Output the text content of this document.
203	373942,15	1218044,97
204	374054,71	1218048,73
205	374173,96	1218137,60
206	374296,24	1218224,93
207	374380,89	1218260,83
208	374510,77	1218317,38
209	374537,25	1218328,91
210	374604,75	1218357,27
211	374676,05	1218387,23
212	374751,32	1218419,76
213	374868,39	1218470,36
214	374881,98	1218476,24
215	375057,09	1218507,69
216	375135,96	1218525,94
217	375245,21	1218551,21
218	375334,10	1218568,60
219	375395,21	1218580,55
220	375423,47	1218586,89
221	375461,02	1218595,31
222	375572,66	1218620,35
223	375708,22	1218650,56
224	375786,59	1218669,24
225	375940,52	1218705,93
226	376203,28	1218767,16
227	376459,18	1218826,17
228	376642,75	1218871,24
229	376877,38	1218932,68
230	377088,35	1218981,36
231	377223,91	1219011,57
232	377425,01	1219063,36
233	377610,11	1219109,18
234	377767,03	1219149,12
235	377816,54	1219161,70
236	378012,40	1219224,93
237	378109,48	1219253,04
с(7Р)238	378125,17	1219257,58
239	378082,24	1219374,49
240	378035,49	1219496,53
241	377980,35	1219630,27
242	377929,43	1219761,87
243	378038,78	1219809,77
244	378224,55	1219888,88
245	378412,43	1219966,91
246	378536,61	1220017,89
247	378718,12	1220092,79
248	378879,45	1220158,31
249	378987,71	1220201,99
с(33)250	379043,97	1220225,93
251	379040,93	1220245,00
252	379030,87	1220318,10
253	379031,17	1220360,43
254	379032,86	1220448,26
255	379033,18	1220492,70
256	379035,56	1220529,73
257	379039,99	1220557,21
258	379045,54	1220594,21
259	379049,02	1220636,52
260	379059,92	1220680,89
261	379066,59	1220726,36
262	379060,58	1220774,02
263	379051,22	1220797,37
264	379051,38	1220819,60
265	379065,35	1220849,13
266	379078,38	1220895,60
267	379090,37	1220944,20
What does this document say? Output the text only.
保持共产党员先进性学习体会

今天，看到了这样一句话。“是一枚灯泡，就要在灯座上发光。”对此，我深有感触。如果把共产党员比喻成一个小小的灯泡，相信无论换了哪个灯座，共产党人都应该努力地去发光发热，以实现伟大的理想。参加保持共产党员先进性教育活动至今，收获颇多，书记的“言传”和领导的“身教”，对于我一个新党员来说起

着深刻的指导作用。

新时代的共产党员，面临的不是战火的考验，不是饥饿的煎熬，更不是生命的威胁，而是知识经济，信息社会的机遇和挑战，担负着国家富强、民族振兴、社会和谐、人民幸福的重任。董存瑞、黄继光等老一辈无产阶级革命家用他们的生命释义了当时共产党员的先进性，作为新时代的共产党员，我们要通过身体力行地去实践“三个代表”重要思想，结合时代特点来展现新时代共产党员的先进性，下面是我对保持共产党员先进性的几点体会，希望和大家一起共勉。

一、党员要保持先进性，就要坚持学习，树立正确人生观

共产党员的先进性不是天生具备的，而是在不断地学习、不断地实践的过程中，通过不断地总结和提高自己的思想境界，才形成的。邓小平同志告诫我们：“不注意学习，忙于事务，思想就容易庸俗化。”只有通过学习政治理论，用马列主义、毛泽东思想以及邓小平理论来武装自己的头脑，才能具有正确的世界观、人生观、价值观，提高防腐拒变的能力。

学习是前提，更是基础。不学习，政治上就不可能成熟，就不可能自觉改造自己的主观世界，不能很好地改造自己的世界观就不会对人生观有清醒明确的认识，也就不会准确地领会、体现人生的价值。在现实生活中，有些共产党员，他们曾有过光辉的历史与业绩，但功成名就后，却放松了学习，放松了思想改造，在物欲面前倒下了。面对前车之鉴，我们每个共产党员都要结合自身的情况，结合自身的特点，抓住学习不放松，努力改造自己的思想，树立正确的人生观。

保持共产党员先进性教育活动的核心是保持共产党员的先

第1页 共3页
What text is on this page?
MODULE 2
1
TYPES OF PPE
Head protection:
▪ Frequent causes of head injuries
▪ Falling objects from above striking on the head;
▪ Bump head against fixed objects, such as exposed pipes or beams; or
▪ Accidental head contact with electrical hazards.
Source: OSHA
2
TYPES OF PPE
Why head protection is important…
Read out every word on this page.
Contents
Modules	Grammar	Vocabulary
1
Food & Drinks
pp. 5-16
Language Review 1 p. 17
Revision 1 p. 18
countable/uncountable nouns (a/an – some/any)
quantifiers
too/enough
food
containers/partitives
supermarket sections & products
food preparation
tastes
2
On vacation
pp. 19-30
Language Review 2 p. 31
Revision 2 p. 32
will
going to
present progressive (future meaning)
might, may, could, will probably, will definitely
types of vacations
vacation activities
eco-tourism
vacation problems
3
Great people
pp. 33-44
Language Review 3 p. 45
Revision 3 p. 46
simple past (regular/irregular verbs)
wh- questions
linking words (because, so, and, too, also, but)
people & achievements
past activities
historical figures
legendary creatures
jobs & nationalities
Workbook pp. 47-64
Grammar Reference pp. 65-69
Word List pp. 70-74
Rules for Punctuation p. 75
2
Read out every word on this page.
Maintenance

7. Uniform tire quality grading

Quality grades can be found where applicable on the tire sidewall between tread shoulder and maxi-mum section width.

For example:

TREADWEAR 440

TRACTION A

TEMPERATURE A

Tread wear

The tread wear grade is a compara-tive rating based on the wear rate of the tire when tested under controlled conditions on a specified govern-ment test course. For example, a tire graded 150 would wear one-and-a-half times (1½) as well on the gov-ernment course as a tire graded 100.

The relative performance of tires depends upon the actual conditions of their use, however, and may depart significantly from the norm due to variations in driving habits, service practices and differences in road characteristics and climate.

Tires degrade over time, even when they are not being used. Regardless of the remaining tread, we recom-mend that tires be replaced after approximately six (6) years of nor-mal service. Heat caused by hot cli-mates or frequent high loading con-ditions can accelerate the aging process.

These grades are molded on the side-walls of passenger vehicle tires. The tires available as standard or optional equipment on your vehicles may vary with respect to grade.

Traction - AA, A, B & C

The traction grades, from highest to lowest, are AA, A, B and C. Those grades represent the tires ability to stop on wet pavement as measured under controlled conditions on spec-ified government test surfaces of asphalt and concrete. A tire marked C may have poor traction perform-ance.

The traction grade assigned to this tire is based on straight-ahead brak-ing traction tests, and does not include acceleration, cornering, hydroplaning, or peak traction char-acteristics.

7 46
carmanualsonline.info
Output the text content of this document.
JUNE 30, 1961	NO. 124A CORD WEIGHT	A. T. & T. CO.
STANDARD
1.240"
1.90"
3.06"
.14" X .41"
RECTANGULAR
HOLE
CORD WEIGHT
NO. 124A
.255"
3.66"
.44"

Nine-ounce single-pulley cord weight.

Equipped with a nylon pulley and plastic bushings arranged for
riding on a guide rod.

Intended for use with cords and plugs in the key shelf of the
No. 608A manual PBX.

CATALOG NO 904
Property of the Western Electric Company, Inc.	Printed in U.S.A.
____
Given instruction:
Copy out every line where the word "this" occurs.

Finished task:
Output the text content of this document.
What does this document say? Output the text only.
What text is on this page?
Read out every word on this page.
Read out every word on this page.
The traction grade assigned to this tire is based on straight-ahead brak-ing traction tests, and does not include acceleration, cornering, hydroplaning, or peak traction char-acteristics.
Output the text content of this document.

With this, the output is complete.